-------- RECORDS PROVIDED --------

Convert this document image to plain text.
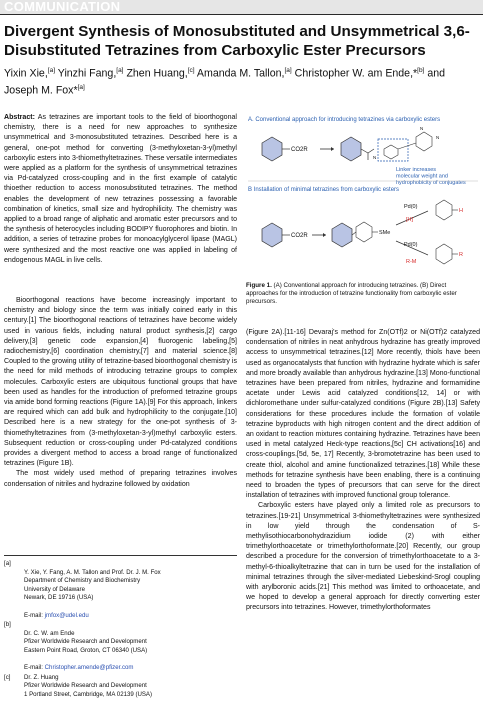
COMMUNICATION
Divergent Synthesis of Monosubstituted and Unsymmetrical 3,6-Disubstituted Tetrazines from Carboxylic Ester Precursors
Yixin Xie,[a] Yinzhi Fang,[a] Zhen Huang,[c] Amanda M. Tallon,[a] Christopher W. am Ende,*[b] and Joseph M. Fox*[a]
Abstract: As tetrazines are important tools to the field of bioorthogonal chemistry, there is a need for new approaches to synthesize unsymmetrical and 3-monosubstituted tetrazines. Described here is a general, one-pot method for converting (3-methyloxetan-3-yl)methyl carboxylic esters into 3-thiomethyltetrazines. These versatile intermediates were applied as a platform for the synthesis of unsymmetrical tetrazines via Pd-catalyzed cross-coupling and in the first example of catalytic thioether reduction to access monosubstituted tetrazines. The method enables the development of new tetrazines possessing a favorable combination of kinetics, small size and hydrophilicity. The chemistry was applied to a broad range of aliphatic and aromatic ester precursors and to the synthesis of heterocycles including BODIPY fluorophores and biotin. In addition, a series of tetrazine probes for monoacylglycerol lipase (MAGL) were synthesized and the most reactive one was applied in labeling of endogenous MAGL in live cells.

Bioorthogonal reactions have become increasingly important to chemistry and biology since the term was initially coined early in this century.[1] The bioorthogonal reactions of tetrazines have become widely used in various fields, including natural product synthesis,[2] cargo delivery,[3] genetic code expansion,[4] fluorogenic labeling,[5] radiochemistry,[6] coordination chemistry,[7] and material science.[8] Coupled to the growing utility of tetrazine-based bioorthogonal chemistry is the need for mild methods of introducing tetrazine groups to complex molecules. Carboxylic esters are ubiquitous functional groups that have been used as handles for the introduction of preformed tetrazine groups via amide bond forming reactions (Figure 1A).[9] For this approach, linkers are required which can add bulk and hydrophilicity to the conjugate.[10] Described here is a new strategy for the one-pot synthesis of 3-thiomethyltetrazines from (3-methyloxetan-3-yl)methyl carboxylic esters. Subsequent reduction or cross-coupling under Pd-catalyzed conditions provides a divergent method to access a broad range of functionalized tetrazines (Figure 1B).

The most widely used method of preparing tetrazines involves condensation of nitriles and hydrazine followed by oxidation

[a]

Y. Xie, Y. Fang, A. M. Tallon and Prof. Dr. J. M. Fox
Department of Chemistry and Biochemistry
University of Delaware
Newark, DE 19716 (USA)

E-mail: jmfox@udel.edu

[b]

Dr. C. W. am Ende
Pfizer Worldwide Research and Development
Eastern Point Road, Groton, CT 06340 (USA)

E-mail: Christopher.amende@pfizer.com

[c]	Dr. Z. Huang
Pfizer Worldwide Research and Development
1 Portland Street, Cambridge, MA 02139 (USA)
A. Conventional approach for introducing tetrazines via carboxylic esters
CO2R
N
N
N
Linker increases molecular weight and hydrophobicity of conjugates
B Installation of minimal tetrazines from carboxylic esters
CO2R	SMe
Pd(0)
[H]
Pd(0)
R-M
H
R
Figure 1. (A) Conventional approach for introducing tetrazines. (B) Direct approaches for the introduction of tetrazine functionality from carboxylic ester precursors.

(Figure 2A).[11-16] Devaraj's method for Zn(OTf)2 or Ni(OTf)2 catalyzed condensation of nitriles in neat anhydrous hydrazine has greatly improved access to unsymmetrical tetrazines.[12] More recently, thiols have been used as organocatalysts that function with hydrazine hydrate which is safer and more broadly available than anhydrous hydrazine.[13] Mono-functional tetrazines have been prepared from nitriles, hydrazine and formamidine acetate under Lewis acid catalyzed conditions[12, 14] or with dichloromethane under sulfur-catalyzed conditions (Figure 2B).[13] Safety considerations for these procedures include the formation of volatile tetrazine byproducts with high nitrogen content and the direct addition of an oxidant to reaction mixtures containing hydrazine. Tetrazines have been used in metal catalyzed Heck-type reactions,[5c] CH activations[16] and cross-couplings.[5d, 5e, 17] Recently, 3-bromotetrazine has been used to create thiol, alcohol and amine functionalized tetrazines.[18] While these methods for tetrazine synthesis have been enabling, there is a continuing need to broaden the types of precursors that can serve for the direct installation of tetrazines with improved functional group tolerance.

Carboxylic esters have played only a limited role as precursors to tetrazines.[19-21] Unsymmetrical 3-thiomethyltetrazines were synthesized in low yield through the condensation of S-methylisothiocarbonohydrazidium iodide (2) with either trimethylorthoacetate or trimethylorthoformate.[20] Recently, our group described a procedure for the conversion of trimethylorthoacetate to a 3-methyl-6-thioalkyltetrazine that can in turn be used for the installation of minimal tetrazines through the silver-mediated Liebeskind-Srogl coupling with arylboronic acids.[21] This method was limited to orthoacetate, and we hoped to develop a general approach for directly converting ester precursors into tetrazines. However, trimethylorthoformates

--------

§ THE TASK:
Every line above that carries the string "Fang" should be copied.

§ EXPECTED ANSWER:
Yixin Xie,[a] Yinzhi Fang,[a] Zhen Huang,[c] Amanda M. Tallon,[a] Christopher W. am Ende,*[b] and Joseph M. Fox*[a]
Y. Xie, Y. Fang, A. M. Tallon and Prof. Dr. J. M. Fox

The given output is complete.